§ **WHAT IS REQUIRED**:
Find the string "name" in the data, then copy every line where it is found.

§ **MATERIAL FOR THIS TASK**:
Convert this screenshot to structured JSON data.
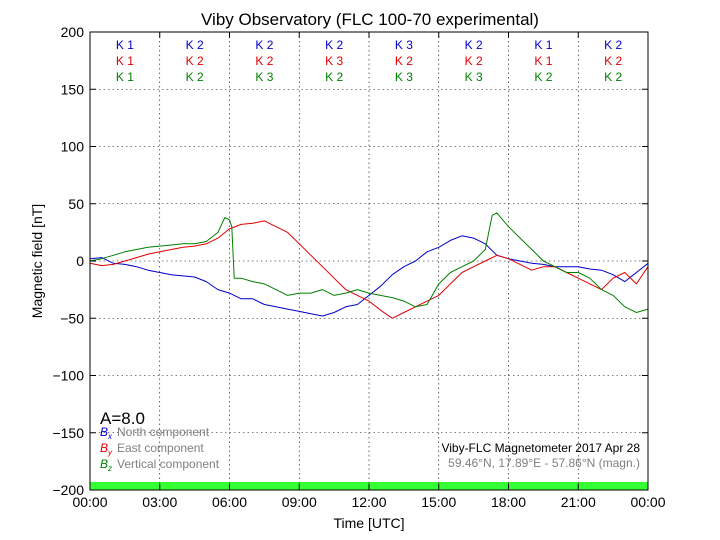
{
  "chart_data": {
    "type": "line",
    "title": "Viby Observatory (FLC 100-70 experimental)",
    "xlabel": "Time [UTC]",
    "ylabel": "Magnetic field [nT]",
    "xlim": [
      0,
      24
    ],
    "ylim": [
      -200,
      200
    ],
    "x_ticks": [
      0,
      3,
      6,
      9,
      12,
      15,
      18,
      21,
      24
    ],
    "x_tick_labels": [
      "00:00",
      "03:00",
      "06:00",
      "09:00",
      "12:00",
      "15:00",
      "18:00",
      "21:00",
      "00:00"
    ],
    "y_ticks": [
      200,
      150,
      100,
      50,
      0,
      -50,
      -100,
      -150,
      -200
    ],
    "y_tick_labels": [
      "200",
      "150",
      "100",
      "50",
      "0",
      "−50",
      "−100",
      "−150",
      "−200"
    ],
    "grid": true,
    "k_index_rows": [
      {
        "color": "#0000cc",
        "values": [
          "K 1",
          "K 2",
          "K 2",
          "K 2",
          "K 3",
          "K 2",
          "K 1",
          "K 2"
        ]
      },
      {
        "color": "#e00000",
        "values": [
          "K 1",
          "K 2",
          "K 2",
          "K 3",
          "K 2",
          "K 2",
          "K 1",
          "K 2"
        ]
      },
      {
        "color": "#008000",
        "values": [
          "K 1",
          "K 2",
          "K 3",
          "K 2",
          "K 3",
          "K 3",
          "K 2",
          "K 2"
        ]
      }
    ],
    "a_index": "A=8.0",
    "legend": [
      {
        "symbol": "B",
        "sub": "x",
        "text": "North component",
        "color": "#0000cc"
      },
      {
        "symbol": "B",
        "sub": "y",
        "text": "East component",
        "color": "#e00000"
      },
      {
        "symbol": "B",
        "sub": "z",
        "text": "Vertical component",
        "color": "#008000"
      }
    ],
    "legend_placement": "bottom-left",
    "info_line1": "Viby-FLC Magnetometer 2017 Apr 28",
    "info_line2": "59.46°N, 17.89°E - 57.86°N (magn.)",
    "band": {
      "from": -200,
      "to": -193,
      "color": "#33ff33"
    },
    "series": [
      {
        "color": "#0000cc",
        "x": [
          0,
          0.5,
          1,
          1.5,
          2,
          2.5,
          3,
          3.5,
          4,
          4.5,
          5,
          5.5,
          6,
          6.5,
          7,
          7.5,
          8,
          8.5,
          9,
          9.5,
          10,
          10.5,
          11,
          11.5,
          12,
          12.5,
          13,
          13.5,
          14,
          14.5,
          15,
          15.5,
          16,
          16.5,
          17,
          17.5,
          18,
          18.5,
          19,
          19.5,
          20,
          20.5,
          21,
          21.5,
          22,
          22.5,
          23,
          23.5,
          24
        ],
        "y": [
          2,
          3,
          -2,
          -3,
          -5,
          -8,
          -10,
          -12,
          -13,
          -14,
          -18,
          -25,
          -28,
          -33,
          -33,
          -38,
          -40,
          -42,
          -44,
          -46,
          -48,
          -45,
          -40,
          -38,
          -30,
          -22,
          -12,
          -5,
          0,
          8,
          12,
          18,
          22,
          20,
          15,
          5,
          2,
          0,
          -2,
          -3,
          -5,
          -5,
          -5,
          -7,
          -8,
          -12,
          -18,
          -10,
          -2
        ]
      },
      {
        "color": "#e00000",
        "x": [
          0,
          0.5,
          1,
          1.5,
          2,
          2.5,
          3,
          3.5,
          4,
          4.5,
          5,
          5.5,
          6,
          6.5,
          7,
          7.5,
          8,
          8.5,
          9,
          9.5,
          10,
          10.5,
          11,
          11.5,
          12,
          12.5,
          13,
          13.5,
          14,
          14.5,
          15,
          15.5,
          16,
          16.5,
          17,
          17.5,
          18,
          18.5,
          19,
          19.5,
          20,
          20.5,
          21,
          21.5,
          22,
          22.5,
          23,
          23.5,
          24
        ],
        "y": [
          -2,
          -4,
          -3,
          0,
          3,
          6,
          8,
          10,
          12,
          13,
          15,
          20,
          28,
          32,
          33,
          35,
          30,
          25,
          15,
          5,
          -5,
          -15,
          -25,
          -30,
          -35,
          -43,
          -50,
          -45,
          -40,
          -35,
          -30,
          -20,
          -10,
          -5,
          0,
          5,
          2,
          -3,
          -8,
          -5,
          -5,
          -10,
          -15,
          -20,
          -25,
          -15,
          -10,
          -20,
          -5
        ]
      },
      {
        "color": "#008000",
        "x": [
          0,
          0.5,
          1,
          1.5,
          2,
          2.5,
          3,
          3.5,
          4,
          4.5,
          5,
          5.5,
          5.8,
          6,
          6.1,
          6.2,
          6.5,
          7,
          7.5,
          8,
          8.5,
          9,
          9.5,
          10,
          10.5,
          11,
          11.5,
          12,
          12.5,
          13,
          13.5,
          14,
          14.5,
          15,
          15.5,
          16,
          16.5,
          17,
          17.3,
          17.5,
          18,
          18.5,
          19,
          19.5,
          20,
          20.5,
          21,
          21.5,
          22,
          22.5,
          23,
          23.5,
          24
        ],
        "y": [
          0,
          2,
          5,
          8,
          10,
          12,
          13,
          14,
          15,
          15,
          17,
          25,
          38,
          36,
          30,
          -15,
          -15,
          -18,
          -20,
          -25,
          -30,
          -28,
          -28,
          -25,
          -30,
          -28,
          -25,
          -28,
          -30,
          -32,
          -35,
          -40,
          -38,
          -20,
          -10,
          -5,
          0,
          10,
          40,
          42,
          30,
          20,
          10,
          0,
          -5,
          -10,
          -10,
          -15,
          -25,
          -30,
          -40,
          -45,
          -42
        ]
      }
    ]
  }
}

* * *

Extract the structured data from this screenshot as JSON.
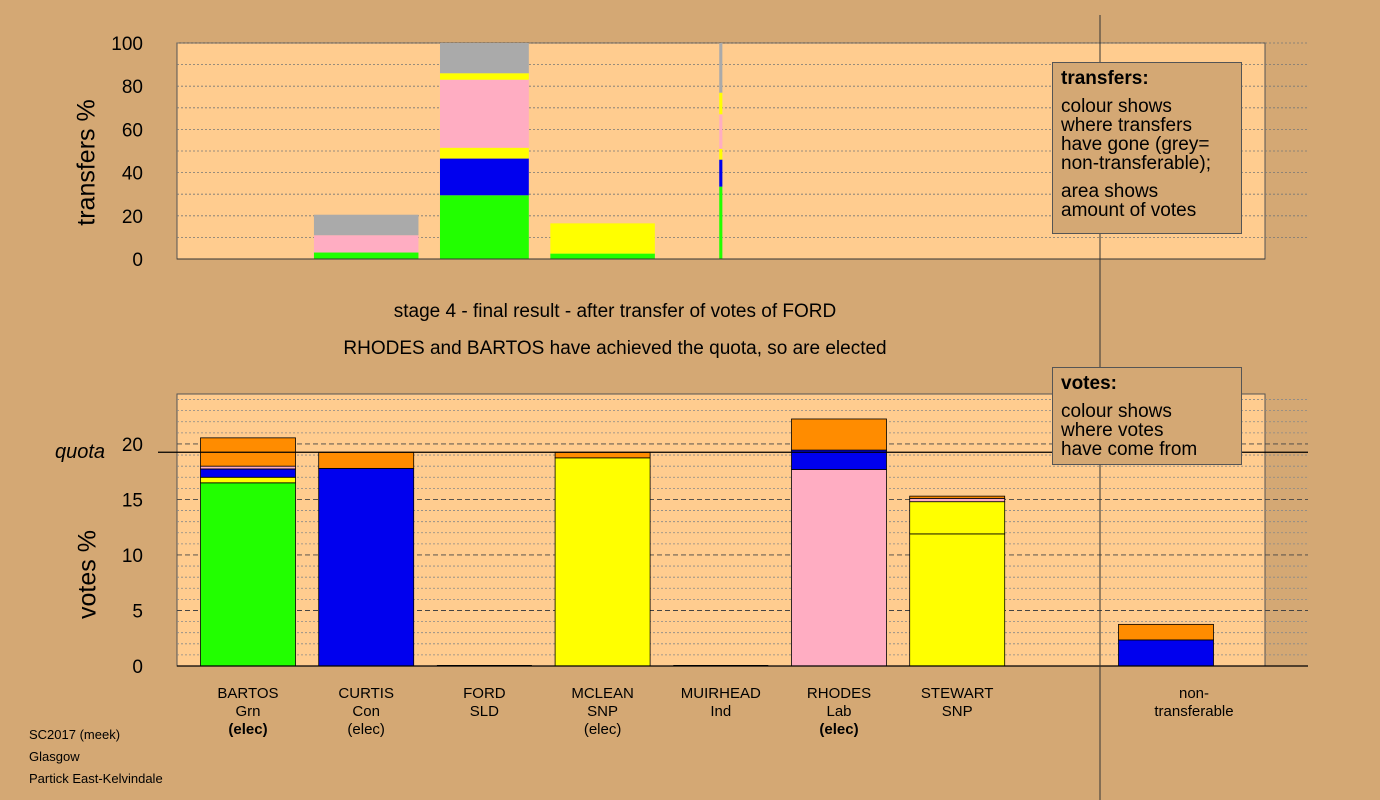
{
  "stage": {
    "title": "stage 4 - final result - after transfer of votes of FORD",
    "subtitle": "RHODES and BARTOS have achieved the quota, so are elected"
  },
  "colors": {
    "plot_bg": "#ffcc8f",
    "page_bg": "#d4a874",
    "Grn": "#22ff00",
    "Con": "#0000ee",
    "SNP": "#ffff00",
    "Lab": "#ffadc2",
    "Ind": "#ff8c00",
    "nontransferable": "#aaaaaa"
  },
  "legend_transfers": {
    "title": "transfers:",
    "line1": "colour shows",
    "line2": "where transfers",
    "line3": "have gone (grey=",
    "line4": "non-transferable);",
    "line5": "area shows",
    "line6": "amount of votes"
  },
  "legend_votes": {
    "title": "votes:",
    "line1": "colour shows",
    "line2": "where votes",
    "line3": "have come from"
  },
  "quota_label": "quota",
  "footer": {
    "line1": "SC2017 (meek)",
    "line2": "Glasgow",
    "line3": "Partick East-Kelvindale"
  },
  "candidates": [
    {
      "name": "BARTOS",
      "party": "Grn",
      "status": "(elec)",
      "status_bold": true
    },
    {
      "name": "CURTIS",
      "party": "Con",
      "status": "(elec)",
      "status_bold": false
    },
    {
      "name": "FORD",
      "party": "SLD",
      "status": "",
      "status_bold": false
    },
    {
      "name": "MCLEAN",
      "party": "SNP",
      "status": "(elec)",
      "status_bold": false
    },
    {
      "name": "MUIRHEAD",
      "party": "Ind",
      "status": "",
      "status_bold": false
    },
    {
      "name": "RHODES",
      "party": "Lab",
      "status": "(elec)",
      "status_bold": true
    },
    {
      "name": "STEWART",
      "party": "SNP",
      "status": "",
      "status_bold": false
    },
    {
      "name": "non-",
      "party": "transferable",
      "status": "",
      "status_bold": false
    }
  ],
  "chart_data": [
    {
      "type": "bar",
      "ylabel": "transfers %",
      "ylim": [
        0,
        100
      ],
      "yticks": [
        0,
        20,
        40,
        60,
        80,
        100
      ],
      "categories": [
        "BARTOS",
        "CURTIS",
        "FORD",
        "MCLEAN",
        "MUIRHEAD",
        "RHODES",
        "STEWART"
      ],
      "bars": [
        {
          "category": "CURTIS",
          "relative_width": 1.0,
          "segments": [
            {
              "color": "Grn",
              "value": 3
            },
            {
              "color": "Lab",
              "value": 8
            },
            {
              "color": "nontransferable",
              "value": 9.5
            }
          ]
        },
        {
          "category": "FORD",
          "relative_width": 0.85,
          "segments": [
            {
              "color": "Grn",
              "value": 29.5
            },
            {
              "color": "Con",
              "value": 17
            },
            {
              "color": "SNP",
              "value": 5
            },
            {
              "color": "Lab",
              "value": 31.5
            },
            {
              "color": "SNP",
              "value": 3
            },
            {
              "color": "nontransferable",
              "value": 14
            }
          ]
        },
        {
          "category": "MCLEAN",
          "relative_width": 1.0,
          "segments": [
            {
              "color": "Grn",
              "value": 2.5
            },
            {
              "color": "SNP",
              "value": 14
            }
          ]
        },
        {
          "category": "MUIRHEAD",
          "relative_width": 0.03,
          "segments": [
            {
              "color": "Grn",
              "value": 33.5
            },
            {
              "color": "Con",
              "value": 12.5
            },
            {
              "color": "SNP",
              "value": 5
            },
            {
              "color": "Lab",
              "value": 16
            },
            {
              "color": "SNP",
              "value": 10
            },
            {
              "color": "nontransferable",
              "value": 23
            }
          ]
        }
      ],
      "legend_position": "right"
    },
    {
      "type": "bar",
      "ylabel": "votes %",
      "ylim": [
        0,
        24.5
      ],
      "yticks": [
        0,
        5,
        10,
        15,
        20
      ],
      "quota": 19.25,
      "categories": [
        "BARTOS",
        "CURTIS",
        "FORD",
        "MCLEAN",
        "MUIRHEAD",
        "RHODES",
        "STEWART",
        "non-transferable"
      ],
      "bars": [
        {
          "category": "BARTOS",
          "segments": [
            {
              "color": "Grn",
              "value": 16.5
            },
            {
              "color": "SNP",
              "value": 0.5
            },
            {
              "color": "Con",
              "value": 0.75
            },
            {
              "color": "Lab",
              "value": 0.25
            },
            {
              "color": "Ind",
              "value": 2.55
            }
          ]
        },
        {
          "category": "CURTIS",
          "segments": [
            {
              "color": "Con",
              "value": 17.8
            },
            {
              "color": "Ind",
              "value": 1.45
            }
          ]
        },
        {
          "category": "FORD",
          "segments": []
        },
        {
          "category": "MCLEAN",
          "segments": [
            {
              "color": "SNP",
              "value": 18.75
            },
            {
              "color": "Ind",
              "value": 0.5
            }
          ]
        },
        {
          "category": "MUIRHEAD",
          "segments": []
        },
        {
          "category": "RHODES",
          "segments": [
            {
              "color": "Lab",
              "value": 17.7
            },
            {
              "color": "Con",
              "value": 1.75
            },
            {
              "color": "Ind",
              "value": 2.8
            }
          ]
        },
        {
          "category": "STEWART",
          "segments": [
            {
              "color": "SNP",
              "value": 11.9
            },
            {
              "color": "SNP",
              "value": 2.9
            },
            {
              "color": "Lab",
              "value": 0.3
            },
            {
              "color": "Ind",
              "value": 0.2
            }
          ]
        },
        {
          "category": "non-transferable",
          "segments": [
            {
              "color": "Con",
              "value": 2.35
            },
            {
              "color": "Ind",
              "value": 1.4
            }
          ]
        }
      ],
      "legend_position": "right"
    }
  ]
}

§ **REPLY**:
      "name": "BARTOS",
      "name": "CURTIS",
      "name": "FORD",
      "name": "MCLEAN",
      "name": "MUIRHEAD",
      "name": "RHODES",
      "name": "STEWART",
      "name": "non-",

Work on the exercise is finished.